▸ Exercise requirements: Lines that contain the string "this" are to be copied; leave out all others.

* Start Extracted data *

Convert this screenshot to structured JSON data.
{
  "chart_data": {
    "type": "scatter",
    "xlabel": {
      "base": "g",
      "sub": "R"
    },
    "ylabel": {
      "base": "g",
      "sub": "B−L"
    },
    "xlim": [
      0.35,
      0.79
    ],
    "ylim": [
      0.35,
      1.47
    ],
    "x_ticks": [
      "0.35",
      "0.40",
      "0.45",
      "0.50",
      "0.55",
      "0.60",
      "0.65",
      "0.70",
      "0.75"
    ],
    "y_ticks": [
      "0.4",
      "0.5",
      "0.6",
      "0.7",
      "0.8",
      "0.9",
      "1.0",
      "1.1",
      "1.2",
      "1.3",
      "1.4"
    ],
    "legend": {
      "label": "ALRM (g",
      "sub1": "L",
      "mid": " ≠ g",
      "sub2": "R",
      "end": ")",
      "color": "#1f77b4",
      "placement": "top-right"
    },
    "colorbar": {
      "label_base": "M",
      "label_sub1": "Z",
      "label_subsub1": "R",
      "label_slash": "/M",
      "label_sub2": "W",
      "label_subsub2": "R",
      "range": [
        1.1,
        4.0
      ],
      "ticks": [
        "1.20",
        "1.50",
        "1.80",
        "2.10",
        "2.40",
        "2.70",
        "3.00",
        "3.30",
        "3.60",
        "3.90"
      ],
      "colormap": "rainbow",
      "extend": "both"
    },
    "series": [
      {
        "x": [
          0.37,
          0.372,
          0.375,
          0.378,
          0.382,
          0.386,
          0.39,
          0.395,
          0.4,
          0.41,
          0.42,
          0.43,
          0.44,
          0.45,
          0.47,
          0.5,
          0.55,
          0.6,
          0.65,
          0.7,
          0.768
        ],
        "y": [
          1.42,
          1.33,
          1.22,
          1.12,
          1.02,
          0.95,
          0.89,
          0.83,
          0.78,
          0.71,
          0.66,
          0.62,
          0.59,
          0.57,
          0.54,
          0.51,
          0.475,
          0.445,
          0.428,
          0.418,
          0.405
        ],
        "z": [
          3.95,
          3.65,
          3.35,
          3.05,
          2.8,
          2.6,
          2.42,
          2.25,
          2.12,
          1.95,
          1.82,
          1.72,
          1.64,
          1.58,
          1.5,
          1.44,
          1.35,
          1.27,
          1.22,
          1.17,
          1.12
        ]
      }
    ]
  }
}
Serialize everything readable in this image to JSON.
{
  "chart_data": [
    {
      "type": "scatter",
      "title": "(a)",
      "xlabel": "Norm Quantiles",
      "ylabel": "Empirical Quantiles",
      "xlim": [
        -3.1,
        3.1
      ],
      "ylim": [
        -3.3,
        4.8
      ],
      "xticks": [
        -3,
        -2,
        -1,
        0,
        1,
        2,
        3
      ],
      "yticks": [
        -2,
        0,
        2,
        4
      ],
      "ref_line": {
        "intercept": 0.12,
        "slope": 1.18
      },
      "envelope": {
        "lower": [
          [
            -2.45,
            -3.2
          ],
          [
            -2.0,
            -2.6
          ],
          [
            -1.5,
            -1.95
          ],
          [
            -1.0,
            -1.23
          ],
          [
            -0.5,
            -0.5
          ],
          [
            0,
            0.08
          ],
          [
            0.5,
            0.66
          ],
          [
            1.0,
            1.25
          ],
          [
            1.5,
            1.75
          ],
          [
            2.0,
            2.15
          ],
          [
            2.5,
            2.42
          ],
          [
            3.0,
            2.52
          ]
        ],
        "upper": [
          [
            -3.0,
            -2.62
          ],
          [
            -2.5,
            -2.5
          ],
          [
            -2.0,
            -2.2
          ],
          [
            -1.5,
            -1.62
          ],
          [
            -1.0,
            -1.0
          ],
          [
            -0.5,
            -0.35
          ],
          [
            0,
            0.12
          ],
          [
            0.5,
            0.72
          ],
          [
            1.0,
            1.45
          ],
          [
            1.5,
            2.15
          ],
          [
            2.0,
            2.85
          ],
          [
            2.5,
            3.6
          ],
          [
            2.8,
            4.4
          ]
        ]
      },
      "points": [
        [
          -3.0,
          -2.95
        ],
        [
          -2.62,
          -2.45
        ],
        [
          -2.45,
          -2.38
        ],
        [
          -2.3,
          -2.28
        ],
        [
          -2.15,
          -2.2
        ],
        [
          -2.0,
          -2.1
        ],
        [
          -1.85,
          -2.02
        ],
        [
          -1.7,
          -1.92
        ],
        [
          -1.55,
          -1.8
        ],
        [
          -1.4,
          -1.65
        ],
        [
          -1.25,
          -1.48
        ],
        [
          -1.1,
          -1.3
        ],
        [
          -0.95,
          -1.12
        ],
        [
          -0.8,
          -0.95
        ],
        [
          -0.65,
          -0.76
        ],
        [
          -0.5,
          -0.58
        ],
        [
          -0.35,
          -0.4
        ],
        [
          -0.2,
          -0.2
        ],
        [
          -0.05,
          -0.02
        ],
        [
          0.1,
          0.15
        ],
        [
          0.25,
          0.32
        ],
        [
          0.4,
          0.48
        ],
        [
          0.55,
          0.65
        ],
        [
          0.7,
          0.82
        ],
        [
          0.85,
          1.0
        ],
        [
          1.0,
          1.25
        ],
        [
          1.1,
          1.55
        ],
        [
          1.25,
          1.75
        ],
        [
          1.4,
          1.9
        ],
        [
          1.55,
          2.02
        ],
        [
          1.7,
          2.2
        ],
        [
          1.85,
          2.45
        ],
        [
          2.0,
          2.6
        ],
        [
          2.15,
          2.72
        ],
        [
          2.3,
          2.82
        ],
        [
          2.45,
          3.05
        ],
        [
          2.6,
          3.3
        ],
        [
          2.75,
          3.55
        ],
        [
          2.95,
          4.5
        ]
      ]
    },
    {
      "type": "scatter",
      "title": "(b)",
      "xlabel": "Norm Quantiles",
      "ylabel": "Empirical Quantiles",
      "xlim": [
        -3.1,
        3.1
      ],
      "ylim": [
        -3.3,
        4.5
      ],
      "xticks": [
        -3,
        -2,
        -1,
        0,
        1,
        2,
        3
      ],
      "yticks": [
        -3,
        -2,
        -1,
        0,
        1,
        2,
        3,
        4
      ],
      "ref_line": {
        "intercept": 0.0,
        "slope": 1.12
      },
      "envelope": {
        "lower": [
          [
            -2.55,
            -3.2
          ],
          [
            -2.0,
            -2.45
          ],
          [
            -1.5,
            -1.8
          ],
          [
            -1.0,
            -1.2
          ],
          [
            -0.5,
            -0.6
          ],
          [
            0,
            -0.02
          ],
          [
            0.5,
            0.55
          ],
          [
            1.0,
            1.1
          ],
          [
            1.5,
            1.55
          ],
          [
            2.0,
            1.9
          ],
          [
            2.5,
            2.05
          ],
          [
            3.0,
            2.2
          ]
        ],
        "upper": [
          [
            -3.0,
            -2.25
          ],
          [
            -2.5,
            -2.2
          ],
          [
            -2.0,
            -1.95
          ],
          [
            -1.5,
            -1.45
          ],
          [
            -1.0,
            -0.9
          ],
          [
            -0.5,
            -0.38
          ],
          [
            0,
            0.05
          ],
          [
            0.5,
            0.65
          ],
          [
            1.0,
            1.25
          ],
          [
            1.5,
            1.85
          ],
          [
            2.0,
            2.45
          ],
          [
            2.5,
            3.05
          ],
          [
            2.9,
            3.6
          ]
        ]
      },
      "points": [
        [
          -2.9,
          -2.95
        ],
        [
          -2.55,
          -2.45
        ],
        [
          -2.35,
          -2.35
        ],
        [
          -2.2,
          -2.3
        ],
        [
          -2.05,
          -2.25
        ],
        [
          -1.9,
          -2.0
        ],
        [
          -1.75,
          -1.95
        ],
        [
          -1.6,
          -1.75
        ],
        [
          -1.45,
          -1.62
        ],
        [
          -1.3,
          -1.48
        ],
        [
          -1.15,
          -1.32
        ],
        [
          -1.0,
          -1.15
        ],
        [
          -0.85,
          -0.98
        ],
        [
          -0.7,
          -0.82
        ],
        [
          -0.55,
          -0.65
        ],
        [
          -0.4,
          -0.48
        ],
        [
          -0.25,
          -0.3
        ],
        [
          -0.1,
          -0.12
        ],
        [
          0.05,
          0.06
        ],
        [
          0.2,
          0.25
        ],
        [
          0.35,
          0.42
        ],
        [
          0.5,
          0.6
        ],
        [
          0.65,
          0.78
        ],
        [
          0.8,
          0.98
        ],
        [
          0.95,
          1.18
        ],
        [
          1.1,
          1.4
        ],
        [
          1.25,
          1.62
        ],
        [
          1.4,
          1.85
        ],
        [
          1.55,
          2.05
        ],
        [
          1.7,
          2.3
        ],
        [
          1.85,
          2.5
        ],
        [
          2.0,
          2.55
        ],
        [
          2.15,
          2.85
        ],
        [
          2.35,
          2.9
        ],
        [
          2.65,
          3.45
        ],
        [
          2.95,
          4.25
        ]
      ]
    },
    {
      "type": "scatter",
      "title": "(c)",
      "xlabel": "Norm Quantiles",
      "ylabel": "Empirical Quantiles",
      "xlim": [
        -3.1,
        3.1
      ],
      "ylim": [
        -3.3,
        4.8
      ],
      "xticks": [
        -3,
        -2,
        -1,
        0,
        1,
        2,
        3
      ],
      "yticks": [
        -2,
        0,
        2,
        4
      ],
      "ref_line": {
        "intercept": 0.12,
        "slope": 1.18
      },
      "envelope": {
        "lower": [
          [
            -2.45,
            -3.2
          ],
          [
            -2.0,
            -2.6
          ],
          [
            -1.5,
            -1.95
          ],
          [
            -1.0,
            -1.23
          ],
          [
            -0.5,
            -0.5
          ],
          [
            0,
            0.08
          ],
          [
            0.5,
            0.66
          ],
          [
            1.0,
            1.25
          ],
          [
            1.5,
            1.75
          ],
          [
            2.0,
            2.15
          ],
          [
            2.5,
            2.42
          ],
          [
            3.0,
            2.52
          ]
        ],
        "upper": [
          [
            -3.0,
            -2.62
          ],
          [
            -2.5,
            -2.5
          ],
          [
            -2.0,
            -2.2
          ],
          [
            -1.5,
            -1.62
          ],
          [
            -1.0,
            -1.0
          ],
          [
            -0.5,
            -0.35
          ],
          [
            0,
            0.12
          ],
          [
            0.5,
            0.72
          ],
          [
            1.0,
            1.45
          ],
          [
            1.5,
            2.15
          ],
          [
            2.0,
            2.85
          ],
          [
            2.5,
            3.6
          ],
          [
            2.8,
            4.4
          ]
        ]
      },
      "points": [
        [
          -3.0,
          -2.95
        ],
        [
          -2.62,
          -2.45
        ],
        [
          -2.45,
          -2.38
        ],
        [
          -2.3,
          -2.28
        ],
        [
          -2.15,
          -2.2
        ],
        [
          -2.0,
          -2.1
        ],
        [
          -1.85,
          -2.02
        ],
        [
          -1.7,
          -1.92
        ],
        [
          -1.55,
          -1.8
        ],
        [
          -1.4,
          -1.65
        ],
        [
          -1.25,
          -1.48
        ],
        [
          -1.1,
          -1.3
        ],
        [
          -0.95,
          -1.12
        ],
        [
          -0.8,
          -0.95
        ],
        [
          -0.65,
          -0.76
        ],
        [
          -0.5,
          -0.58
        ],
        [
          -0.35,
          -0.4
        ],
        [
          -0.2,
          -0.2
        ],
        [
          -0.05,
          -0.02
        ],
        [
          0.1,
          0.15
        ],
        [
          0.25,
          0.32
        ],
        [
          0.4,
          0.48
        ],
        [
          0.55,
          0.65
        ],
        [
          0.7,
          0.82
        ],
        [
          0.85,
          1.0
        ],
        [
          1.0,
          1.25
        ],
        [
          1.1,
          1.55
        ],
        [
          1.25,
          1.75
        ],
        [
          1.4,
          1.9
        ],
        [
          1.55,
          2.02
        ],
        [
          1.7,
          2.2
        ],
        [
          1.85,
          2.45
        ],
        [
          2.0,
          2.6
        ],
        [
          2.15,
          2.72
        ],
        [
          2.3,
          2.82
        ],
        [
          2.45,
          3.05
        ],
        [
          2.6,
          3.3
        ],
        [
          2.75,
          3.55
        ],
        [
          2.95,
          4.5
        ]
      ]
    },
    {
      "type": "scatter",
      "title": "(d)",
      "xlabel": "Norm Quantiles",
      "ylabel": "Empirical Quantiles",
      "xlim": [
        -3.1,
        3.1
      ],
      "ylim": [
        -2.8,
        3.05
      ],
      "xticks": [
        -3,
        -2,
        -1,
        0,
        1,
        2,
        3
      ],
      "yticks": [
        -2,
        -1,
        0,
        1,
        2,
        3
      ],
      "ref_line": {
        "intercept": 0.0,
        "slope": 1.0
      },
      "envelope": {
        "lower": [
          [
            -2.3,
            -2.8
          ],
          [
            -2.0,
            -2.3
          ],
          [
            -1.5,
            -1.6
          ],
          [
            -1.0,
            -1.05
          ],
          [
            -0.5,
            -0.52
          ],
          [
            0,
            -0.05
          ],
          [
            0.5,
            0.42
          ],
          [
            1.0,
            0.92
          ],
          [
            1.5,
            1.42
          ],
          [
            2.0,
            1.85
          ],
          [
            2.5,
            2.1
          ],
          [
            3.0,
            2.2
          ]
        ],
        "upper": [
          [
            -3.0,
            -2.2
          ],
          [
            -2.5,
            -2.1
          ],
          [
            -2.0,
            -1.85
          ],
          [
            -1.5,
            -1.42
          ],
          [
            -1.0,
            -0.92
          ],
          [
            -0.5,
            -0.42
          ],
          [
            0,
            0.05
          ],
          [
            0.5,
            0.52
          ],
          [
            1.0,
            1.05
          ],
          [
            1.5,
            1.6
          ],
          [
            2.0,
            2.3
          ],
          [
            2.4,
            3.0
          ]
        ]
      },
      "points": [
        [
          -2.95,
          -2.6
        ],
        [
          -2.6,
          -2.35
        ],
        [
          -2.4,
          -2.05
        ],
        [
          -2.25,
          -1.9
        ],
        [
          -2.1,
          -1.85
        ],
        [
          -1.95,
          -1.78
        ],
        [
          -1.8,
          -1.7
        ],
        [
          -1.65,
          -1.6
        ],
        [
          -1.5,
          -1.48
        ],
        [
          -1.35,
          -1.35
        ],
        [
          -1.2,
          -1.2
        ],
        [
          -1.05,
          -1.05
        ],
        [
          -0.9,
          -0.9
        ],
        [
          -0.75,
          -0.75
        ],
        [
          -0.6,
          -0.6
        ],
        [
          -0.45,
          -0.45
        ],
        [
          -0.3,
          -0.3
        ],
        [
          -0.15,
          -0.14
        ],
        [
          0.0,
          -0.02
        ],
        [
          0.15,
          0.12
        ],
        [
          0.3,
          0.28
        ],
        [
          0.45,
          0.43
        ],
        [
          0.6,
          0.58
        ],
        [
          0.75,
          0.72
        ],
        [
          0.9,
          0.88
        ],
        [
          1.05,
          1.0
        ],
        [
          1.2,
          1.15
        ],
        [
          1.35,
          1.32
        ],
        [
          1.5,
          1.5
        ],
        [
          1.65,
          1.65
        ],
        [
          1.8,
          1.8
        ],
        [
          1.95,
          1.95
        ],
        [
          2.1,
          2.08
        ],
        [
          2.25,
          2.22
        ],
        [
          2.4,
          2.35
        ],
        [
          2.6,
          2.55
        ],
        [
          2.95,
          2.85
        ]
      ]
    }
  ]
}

* End Extracted data *

▸ Exercise response:
Convert this screenshot to structured JSON data.
Serialize everything readable in this image to JSON.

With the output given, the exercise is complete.